====== Information given ======

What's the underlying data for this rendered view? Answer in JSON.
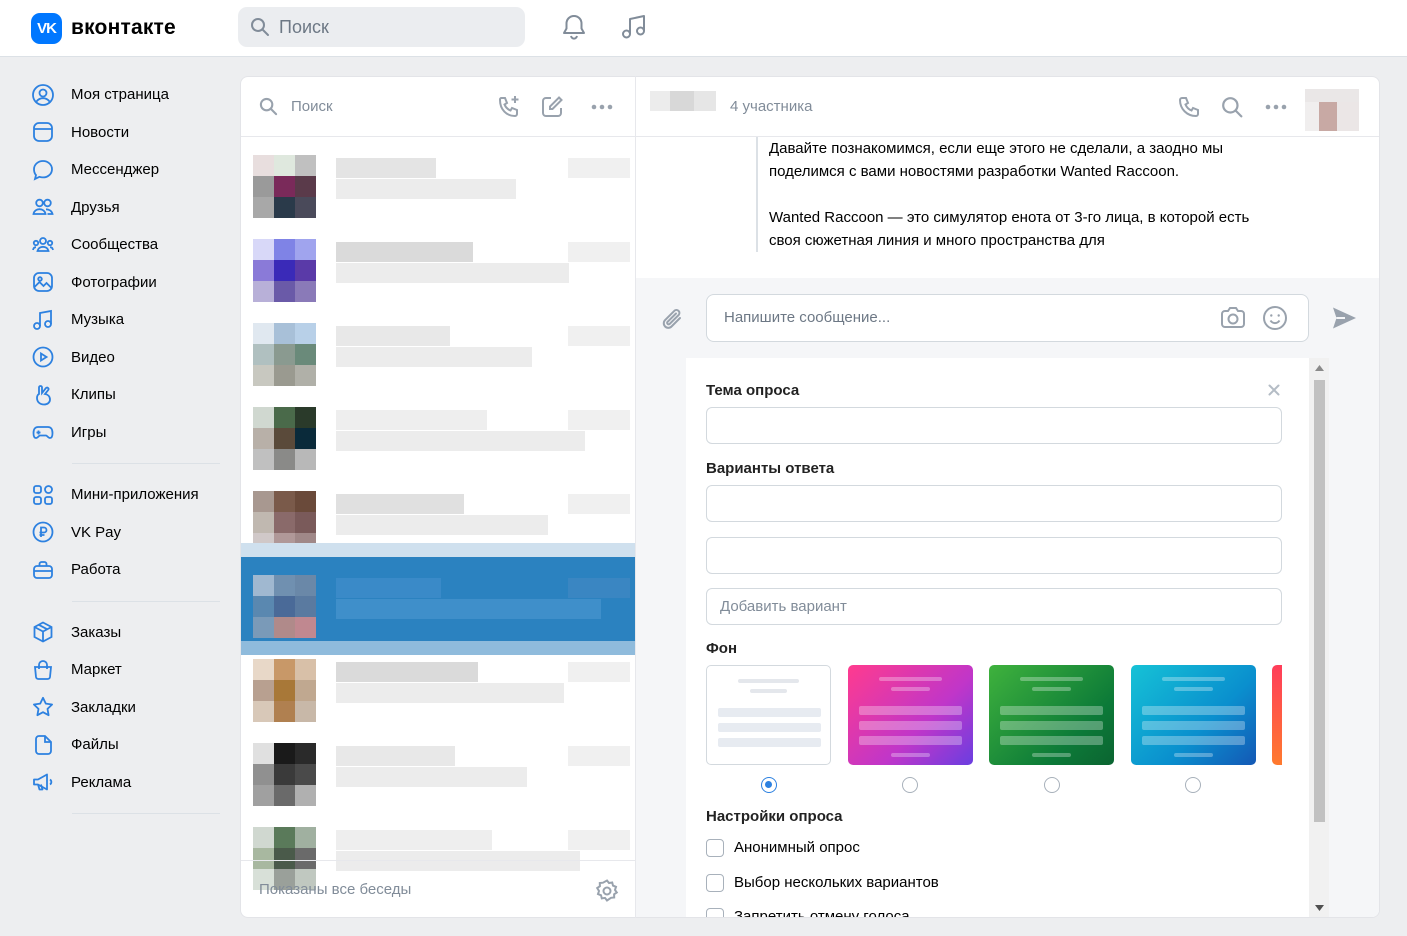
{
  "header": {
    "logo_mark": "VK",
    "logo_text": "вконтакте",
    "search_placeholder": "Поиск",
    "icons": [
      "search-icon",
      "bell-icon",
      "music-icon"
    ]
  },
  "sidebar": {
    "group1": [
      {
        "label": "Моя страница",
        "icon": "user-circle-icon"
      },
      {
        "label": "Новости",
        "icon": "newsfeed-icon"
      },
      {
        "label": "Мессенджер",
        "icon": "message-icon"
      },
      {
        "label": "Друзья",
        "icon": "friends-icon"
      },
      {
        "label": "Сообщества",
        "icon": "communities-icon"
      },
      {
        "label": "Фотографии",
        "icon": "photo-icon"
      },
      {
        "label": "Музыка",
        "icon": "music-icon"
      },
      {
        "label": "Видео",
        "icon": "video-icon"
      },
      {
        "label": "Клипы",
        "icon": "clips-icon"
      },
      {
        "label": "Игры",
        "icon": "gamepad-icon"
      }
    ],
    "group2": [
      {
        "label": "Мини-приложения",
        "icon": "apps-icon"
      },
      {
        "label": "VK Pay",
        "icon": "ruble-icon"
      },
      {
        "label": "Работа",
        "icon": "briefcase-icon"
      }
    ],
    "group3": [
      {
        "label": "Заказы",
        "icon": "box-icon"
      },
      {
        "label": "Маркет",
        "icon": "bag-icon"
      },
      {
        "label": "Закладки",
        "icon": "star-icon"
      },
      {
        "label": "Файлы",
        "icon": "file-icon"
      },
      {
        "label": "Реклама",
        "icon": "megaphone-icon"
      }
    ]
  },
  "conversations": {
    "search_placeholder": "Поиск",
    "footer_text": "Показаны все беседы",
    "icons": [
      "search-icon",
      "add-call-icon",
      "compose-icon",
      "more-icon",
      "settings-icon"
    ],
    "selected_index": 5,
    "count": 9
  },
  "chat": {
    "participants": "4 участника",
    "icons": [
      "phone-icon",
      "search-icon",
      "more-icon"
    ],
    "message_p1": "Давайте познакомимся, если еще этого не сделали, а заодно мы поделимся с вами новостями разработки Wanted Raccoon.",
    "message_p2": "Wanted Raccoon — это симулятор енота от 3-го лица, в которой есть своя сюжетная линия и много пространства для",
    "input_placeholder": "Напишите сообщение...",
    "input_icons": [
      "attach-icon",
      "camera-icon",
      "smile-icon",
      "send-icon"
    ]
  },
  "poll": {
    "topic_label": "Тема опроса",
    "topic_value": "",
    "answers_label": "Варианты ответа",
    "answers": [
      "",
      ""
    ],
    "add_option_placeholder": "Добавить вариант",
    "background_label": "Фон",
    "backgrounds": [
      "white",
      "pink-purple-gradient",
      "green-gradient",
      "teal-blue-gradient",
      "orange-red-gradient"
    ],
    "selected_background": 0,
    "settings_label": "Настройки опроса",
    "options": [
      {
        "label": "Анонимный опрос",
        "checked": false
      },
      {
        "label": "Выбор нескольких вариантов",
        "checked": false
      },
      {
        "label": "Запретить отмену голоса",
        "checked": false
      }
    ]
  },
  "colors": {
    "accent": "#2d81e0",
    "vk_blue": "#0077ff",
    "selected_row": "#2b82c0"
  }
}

======
====== Information given ======

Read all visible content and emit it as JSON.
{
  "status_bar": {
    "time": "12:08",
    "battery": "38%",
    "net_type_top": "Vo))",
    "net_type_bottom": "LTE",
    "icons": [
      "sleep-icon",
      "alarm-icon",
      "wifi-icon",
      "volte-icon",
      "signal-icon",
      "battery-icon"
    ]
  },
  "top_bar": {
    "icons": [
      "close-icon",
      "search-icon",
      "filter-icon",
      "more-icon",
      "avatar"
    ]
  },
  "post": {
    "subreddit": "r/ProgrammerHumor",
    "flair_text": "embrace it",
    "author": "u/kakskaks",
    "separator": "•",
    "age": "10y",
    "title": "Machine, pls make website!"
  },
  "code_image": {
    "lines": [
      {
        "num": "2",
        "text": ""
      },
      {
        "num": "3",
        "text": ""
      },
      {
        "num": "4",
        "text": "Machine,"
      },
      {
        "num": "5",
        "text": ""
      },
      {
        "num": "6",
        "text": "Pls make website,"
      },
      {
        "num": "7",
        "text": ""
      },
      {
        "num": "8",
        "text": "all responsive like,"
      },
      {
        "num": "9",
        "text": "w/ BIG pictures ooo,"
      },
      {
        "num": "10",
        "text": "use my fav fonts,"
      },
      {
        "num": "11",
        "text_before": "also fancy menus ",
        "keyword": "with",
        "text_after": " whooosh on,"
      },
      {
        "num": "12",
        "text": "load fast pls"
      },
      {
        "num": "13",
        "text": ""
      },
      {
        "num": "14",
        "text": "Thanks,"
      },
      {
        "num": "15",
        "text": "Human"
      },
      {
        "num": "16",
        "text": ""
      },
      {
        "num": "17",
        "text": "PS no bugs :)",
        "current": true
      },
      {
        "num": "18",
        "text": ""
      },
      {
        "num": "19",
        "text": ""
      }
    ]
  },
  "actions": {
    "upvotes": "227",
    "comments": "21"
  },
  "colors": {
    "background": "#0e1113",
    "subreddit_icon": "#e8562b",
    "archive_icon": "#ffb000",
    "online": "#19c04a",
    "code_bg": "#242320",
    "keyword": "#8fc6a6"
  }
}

======
====== Information given ======

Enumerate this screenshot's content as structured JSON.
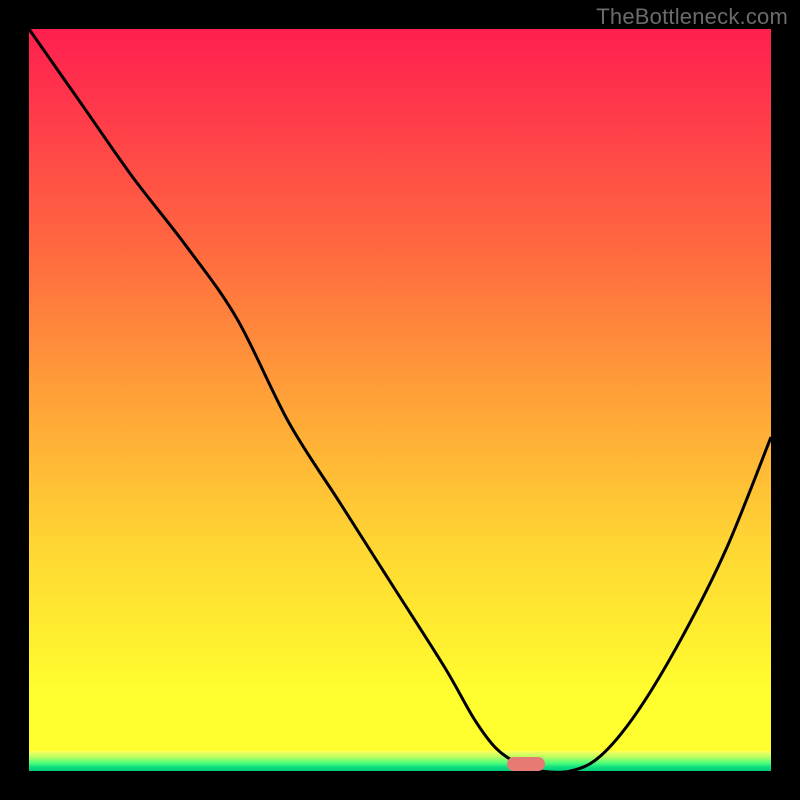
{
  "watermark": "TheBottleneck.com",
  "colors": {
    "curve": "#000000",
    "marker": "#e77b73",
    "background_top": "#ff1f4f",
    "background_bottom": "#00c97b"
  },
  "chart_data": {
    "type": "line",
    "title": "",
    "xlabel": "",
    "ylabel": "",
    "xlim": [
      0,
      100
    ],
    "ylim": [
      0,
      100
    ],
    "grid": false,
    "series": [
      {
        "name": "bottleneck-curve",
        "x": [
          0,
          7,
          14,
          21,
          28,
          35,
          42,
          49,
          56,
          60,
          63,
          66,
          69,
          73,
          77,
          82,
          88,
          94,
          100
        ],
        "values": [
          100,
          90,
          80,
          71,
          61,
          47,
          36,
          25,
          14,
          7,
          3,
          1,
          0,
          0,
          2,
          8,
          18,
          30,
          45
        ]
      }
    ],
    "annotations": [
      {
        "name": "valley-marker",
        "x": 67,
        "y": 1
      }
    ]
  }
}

======

Goal: Look over the records above and copy each line that includes the string "curve".

Written reply:
    "curve": "#000000",
        "name": "bottleneck-curve",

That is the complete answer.